▶ Directions:
From the entries that follow, pick out all lines holding "técnicas".
==== Records for the task ====
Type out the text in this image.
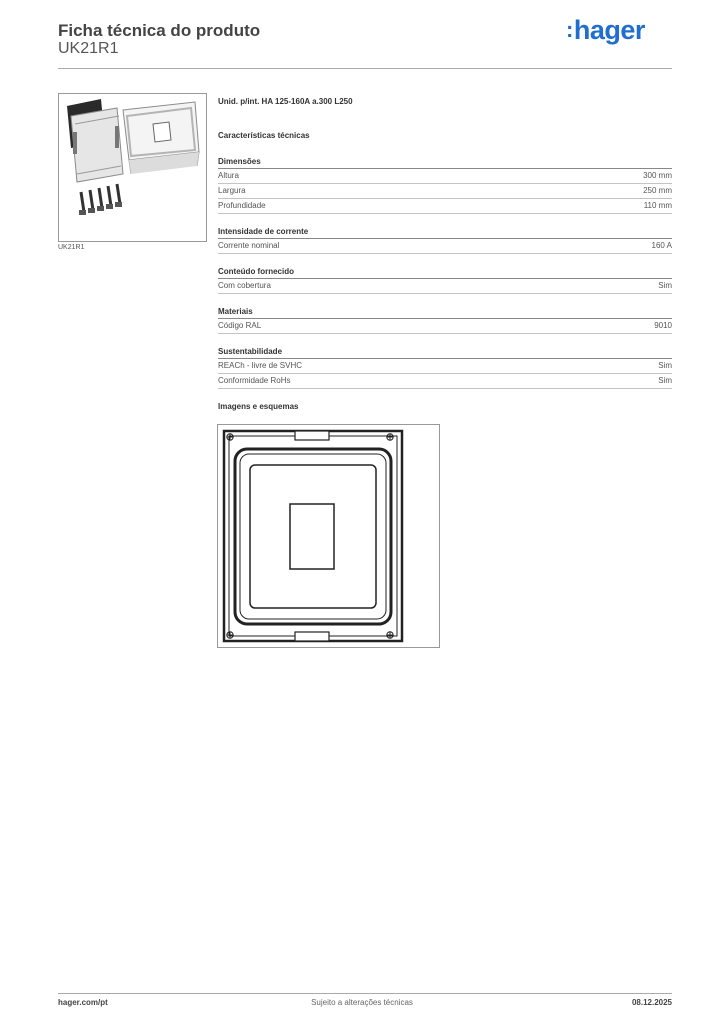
Ficha técnica do produto
UK21R1
:hager
UK21R1
Unid. p/int. HA 125-160A a.300 L250
Características técnicas
Dimensões
Altura	300 mm
Largura	250 mm
Profundidade	110 mm
Intensidade de corrente
Corrente nominal	160 A
Conteúdo fornecido
Com cobertura	Sim
Materiais
Código RAL	9010
Sustentabilidade
REACh - livre de SVHC	Sim
Conformidade RoHs	Sim
Imagens e esquemas
hager.com/pt	Sujeito a alterações técnicas	08.12.2025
====
▶ Solution below:
Características técnicas
hager.com/pt	Sujeito a alterações técnicas	08.12.2025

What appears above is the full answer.